# [GOAL OF THE EXERCISE]
State how many lines contain "detail", and write nothing except that count.

# [INFORMATION SUPPLIED]
===============
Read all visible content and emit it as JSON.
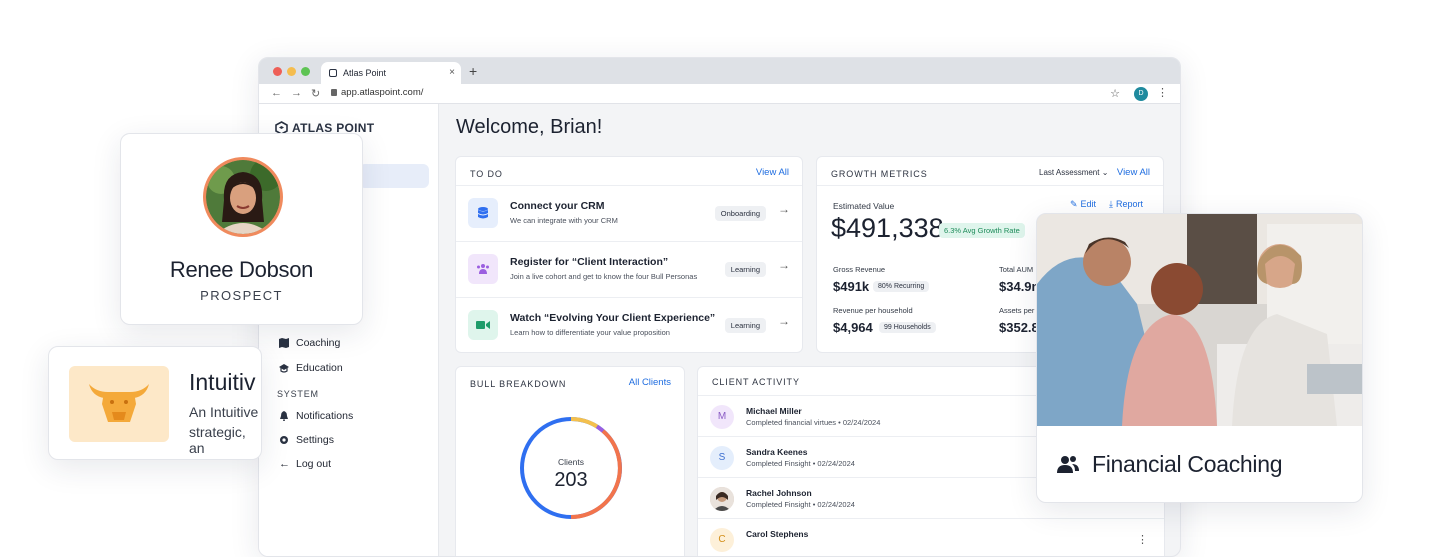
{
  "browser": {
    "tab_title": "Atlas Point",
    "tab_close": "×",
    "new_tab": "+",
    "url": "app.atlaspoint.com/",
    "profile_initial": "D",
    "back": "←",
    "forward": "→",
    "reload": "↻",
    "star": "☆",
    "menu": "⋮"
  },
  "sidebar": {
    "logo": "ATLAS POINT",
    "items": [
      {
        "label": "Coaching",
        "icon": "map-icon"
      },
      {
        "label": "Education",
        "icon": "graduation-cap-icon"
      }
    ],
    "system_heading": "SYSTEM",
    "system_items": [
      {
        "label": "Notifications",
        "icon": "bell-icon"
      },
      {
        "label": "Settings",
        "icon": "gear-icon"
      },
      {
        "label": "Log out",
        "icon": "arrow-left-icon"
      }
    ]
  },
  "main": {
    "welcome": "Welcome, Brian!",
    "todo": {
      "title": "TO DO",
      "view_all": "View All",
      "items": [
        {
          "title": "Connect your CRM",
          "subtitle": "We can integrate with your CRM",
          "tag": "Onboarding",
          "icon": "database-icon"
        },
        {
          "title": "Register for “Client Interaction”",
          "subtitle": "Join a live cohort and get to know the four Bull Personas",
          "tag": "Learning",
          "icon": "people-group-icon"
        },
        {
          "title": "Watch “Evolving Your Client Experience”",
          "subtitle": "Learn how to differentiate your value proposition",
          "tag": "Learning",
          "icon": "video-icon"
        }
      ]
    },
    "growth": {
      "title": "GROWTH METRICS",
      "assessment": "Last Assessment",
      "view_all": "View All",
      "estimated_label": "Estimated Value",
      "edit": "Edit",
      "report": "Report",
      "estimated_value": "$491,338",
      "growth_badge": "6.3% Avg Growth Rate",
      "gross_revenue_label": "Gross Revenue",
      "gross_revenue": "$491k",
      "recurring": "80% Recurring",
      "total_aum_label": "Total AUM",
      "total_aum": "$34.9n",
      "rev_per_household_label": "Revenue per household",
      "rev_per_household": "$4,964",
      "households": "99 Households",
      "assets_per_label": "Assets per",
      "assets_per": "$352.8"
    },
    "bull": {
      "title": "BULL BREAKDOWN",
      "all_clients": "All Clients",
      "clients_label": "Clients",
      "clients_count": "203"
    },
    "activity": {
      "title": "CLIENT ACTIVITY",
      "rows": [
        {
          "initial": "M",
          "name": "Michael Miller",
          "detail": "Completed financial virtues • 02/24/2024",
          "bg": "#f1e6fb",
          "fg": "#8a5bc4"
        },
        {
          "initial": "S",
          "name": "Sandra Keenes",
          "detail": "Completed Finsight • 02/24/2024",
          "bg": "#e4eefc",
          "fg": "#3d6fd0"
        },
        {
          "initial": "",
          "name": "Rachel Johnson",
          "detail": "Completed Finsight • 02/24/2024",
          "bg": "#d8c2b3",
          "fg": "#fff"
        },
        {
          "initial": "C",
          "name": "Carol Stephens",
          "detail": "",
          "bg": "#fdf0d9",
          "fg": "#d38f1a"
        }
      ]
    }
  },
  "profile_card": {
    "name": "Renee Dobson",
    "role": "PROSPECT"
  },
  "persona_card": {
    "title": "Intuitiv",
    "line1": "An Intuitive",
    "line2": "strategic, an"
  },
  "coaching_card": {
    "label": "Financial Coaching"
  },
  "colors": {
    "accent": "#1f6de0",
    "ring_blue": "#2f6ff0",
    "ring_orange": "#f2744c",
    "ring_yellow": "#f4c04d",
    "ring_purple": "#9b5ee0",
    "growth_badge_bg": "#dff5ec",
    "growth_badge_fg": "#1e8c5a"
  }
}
===============
# [FINAL RESULT]
4